_INFORMATION GIVEN_
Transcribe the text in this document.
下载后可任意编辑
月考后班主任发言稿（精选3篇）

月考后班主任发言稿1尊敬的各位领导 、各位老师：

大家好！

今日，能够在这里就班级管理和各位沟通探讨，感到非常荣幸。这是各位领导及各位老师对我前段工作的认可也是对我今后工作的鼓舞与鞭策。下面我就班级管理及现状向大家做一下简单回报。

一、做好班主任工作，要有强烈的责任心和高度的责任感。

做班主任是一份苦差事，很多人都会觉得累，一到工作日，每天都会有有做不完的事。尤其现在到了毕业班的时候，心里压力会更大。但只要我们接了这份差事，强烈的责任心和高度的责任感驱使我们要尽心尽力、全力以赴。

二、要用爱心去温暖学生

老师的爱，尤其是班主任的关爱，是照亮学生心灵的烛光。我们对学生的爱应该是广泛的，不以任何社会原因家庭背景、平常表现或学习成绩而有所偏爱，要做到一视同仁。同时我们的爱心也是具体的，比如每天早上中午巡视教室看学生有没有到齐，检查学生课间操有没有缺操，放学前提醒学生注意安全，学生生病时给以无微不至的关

_STATED EXERCISE_
Write out every entry word for word.

_SOLUTION FOR THIS EXERCISE_
Transcribe the text in this document.
下载后可任意编辑
月考后班主任发言稿（精选3篇）

月考后班主任发言稿1尊敬的各位领导 、各位老师：

大家好！

今日，能够在这里就班级管理和各位沟通探讨，感到非常荣幸。这是各位领导及各位老师对我前段工作的认可也是对我今后工作的鼓舞与鞭策。下面我就班级管理及现状向大家做一下简单回报。

一、做好班主任工作，要有强烈的责任心和高度的责任感。

做班主任是一份苦差事，很多人都会觉得累，一到工作日，每天都会有有做不完的事。尤其现在到了毕业班的时候，心里压力会更大。但只要我们接了这份差事，强烈的责任心和高度的责任感驱使我们要尽心尽力、全力以赴。

二、要用爱心去温暖学生

老师的爱，尤其是班主任的关爱，是照亮学生心灵的烛光。我们对学生的爱应该是广泛的，不以任何社会原因家庭背景、平常表现或学习成绩而有所偏爱，要做到一视同仁。同时我们的爱心也是具体的，比如每天早上中午巡视教室看学生有没有到齐，检查学生课间操有没有缺操，放学前提醒学生注意安全，学生生病时给以无微不至的关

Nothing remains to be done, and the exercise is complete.